§ **Dataset excerpts**
---+---

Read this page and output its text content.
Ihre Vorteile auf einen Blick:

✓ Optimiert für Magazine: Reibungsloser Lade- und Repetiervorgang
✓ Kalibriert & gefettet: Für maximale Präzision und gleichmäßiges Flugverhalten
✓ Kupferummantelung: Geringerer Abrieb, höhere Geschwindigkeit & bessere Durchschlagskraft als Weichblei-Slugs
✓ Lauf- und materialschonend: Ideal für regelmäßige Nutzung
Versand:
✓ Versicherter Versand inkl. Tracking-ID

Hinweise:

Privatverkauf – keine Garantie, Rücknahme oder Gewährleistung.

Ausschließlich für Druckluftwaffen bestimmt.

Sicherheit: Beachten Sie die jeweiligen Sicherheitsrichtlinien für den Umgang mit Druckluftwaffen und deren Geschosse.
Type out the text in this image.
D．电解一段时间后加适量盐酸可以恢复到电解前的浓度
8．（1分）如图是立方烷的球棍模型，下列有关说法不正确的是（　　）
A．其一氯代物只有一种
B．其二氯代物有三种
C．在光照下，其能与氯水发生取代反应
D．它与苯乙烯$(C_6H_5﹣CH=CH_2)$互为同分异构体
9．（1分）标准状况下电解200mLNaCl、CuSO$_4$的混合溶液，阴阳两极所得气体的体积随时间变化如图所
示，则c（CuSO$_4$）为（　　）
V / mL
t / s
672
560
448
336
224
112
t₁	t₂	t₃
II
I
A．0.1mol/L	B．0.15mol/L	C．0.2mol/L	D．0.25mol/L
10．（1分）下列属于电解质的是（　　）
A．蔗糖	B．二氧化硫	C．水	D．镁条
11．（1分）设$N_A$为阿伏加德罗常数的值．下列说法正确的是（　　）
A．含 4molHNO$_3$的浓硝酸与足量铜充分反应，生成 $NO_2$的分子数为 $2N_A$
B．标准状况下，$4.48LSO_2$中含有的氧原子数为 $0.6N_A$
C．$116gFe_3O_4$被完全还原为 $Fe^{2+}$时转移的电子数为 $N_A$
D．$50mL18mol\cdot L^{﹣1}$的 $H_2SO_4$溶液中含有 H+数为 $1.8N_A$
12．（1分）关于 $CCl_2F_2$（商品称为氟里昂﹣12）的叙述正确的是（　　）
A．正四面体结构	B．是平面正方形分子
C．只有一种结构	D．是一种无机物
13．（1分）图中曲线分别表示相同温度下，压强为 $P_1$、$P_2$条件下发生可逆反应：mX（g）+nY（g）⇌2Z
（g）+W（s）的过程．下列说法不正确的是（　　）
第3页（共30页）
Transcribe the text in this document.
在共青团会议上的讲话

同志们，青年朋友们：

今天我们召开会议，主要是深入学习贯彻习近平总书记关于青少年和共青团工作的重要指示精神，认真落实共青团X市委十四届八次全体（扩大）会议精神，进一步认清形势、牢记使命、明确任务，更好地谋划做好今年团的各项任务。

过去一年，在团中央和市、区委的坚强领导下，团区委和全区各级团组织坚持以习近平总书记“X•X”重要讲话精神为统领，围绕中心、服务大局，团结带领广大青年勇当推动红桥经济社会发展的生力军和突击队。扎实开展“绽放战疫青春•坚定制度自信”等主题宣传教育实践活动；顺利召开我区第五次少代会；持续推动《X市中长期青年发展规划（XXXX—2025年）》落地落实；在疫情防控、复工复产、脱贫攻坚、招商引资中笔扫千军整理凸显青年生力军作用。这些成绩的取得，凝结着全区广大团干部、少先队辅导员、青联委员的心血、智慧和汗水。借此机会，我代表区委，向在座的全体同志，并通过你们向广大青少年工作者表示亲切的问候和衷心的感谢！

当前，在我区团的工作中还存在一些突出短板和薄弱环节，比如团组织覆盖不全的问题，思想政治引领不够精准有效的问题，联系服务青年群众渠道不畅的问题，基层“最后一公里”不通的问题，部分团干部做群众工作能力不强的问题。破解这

---+---

Every line above should be written out again exactly as it stands.

§ **Final result**
Read this page and output its text content.
Ihre Vorteile auf einen Blick:

✓ Optimiert für Magazine: Reibungsloser Lade- und Repetiervorgang
✓ Kalibriert & gefettet: Für maximale Präzision und gleichmäßiges Flugverhalten
✓ Kupferummantelung: Geringerer Abrieb, höhere Geschwindigkeit & bessere Durchschlagskraft als Weichblei-Slugs
✓ Lauf- und materialschonend: Ideal für regelmäßige Nutzung
Versand:
✓ Versicherter Versand inkl. Tracking-ID

Hinweise:

Privatverkauf – keine Garantie, Rücknahme oder Gewährleistung.

Ausschließlich für Druckluftwaffen bestimmt.

Sicherheit: Beachten Sie die jeweiligen Sicherheitsrichtlinien für den Umgang mit Druckluftwaffen und deren Geschosse.
Type out the text in this image.
D．电解一段时间后加适量盐酸可以恢复到电解前的浓度
8．（1分）如图是立方烷的球棍模型，下列有关说法不正确的是（　　）
A．其一氯代物只有一种
B．其二氯代物有三种
C．在光照下，其能与氯水发生取代反应
D．它与苯乙烯$(C_6H_5﹣CH=CH_2)$互为同分异构体
9．（1分）标准状况下电解200mLNaCl、CuSO$_4$的混合溶液，阴阳两极所得气体的体积随时间变化如图所
示，则c（CuSO$_4$）为（　　）
V / mL
t / s
672
560
448
336
224
112
t₁	t₂	t₃
II
I
A．0.1mol/L	B．0.15mol/L	C．0.2mol/L	D．0.25mol/L
10．（1分）下列属于电解质的是（　　）
A．蔗糖	B．二氧化硫	C．水	D．镁条
11．（1分）设$N_A$为阿伏加德罗常数的值．下列说法正确的是（　　）
A．含 4molHNO$_3$的浓硝酸与足量铜充分反应，生成 $NO_2$的分子数为 $2N_A$
B．标准状况下，$4.48LSO_2$中含有的氧原子数为 $0.6N_A$
C．$116gFe_3O_4$被完全还原为 $Fe^{2+}$时转移的电子数为 $N_A$
D．$50mL18mol\cdot L^{﹣1}$的 $H_2SO_4$溶液中含有 H+数为 $1.8N_A$
12．（1分）关于 $CCl_2F_2$（商品称为氟里昂﹣12）的叙述正确的是（　　）
A．正四面体结构	B．是平面正方形分子
C．只有一种结构	D．是一种无机物
13．（1分）图中曲线分别表示相同温度下，压强为 $P_1$、$P_2$条件下发生可逆反应：mX（g）+nY（g）⇌2Z
（g）+W（s）的过程．下列说法不正确的是（　　）
第3页（共30页）
Transcribe the text in this document.
在共青团会议上的讲话

同志们，青年朋友们：

今天我们召开会议，主要是深入学习贯彻习近平总书记关于青少年和共青团工作的重要指示精神，认真落实共青团X市委十四届八次全体（扩大）会议精神，进一步认清形势、牢记使命、明确任务，更好地谋划做好今年团的各项任务。

过去一年，在团中央和市、区委的坚强领导下，团区委和全区各级团组织坚持以习近平总书记“X•X”重要讲话精神为统领，围绕中心、服务大局，团结带领广大青年勇当推动红桥经济社会发展的生力军和突击队。扎实开展“绽放战疫青春•坚定制度自信”等主题宣传教育实践活动；顺利召开我区第五次少代会；持续推动《X市中长期青年发展规划（XXXX—2025年）》落地落实；在疫情防控、复工复产、脱贫攻坚、招商引资中笔扫千军整理凸显青年生力军作用。这些成绩的取得，凝结着全区广大团干部、少先队辅导员、青联委员的心血、智慧和汗水。借此机会，我代表区委，向在座的全体同志，并通过你们向广大青少年工作者表示亲切的问候和衷心的感谢！

当前，在我区团的工作中还存在一些突出短板和薄弱环节，比如团组织覆盖不全的问题，思想政治引领不够精准有效的问题，联系服务青年群众渠道不畅的问题，基层“最后一公里”不通的问题，部分团干部做群众工作能力不强的问题。破解这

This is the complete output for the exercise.